*Instructions to follow*
Please print every record below exactly as it appears.

[start Listing]

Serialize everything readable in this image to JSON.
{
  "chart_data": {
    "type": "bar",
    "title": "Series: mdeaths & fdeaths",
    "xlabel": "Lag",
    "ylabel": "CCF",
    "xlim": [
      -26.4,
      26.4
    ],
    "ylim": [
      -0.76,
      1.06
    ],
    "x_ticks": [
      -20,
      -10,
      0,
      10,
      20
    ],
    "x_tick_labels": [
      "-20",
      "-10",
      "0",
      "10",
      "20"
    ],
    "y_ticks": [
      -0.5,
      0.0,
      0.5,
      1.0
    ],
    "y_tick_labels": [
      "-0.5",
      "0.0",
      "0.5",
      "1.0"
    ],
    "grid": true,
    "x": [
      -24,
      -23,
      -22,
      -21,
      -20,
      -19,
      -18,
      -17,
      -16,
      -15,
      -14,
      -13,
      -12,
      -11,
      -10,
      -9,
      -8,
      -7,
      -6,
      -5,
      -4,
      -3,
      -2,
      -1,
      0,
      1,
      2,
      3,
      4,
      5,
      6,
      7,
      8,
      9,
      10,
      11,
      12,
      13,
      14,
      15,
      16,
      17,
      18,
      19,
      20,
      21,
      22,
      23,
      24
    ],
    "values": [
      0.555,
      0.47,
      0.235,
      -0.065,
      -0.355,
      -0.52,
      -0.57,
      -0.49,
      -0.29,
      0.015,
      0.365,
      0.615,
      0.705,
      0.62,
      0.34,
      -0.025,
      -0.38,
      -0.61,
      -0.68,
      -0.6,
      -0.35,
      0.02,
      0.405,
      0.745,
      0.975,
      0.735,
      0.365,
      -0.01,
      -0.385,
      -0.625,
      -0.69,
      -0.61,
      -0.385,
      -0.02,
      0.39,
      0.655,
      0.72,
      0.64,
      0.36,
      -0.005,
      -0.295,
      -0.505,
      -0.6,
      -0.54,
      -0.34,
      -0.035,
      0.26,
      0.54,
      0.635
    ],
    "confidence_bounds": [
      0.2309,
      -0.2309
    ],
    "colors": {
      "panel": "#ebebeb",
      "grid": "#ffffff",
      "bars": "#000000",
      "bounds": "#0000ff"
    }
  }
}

[end Listing]

*Expected answer*
Serialize everything readable in this image to JSON.
{
  "chart_data": {
    "type": "bar",
    "title": "Series: mdeaths & fdeaths",
    "xlabel": "Lag",
    "ylabel": "CCF",
    "xlim": [
      -26.4,
      26.4
    ],
    "ylim": [
      -0.76,
      1.06
    ],
    "x_ticks": [
      -20,
      -10,
      0,
      10,
      20
    ],
    "x_tick_labels": [
      "-20",
      "-10",
      "0",
      "10",
      "20"
    ],
    "y_ticks": [
      -0.5,
      0.0,
      0.5,
      1.0
    ],
    "y_tick_labels": [
      "-0.5",
      "0.0",
      "0.5",
      "1.0"
    ],
    "grid": true,
    "x": [
      -24,
      -23,
      -22,
      -21,
      -20,
      -19,
      -18,
      -17,
      -16,
      -15,
      -14,
      -13,
      -12,
      -11,
      -10,
      -9,
      -8,
      -7,
      -6,
      -5,
      -4,
      -3,
      -2,
      -1,
      0,
      1,
      2,
      3,
      4,
      5,
      6,
      7,
      8,
      9,
      10,
      11,
      12,
      13,
      14,
      15,
      16,
      17,
      18,
      19,
      20,
      21,
      22,
      23,
      24
    ],
    "values": [
      0.555,
      0.47,
      0.235,
      -0.065,
      -0.355,
      -0.52,
      -0.57,
      -0.49,
      -0.29,
      0.015,
      0.365,
      0.615,
      0.705,
      0.62,
      0.34,
      -0.025,
      -0.38,
      -0.61,
      -0.68,
      -0.6,
      -0.35,
      0.02,
      0.405,
      0.745,
      0.975,
      0.735,
      0.365,
      -0.01,
      -0.385,
      -0.625,
      -0.69,
      -0.61,
      -0.385,
      -0.02,
      0.39,
      0.655,
      0.72,
      0.64,
      0.36,
      -0.005,
      -0.295,
      -0.505,
      -0.6,
      -0.54,
      -0.34,
      -0.035,
      0.26,
      0.54,
      0.635
    ],
    "confidence_bounds": [
      0.2309,
      -0.2309
    ],
    "colors": {
      "panel": "#ebebeb",
      "grid": "#ffffff",
      "bars": "#000000",
      "bounds": "#0000ff"
    }
  }
}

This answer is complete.